(Stored data)
::::

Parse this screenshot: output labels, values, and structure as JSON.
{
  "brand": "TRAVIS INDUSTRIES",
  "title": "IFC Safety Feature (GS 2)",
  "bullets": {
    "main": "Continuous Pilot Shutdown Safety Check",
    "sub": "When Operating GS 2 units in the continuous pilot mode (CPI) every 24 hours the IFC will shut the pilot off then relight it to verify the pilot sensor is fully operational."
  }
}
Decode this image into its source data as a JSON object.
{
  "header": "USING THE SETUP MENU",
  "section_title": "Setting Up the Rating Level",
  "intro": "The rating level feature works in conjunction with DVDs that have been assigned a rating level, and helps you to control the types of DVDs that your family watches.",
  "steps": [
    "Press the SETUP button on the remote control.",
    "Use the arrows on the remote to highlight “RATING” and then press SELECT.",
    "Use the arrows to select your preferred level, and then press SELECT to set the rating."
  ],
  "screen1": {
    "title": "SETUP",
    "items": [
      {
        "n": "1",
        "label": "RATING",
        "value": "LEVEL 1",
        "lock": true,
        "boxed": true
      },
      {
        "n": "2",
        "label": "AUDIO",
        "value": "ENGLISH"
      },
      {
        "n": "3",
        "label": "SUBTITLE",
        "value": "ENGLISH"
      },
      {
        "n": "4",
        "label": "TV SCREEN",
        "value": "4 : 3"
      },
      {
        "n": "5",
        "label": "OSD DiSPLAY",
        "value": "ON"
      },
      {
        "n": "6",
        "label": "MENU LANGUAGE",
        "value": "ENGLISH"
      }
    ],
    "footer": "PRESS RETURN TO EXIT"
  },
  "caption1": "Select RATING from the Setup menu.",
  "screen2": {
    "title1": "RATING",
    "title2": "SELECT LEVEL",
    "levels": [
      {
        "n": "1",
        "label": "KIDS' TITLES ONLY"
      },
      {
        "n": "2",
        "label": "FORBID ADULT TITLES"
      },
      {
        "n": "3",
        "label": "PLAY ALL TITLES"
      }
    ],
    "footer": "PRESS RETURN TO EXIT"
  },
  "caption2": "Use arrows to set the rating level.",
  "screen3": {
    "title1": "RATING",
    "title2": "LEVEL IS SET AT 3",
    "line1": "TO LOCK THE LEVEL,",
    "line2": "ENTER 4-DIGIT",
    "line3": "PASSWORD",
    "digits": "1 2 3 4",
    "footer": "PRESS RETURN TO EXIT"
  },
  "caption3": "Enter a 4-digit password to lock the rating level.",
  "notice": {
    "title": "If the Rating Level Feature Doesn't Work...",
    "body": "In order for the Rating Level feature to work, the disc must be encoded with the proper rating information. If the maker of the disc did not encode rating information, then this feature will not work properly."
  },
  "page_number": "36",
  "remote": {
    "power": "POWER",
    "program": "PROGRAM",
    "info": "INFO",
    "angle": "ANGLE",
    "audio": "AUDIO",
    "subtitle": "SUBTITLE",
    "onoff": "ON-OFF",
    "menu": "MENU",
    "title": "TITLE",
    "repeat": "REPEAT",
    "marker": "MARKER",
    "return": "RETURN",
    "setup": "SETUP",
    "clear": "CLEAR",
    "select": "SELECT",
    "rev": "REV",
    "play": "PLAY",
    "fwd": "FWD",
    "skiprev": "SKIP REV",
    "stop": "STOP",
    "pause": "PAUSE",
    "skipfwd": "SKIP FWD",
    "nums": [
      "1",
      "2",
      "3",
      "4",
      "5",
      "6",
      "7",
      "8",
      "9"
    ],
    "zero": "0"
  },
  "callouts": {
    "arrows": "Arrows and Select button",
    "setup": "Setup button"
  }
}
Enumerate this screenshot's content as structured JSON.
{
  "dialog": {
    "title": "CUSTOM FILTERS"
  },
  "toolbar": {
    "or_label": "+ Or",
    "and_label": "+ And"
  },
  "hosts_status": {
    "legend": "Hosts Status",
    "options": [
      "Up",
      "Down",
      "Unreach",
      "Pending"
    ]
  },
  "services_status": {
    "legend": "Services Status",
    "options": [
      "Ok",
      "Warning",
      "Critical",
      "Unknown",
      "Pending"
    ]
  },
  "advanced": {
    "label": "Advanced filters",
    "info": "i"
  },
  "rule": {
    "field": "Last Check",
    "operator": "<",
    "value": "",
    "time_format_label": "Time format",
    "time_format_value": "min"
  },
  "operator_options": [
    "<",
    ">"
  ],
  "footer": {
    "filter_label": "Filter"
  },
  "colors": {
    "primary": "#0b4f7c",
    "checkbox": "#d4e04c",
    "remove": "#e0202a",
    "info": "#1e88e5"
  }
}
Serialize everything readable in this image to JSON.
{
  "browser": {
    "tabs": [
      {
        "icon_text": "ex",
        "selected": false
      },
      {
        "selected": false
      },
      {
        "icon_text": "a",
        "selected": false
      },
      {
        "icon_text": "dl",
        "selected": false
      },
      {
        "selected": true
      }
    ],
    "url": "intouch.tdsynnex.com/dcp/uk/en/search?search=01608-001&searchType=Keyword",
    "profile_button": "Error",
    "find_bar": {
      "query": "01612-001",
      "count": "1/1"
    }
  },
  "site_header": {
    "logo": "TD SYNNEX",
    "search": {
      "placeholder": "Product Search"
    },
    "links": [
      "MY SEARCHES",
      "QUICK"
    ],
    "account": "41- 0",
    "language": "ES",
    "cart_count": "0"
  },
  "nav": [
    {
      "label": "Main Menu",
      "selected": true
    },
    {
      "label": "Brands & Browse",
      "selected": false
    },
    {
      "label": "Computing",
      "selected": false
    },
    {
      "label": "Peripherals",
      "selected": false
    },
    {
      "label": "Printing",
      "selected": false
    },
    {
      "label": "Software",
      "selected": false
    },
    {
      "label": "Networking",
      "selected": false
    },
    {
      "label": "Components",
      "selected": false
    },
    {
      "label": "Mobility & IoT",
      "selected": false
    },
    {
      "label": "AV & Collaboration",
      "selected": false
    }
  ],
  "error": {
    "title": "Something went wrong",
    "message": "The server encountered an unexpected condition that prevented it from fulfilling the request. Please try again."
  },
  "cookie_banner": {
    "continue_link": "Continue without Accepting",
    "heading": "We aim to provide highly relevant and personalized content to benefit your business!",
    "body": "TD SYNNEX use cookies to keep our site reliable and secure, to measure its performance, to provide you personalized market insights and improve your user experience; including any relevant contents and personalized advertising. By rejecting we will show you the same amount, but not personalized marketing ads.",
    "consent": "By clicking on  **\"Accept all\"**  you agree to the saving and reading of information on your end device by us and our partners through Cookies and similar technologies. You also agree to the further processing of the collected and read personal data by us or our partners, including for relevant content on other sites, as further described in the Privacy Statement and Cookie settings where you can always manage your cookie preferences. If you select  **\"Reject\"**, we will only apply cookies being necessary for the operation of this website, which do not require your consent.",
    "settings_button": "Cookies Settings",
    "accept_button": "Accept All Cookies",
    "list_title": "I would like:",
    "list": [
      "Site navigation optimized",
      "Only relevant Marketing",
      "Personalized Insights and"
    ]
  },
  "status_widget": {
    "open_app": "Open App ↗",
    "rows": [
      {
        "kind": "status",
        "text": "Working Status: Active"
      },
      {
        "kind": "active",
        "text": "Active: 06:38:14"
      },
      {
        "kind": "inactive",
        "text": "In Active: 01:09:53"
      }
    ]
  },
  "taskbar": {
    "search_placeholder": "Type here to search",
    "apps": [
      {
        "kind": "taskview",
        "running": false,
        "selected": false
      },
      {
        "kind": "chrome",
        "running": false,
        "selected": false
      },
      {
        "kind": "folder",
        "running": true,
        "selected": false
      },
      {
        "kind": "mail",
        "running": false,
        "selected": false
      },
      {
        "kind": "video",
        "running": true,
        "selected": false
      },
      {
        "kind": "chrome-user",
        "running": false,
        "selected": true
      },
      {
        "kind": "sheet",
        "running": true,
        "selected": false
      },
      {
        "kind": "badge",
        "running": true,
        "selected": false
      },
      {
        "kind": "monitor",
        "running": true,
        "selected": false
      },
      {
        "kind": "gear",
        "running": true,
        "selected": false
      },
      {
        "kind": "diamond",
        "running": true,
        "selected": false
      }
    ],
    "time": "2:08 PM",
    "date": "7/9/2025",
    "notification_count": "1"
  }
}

::::

Instruction:
Of the lines in the data, how many hold the string "then"? State the number, nothing else.

Answer:
4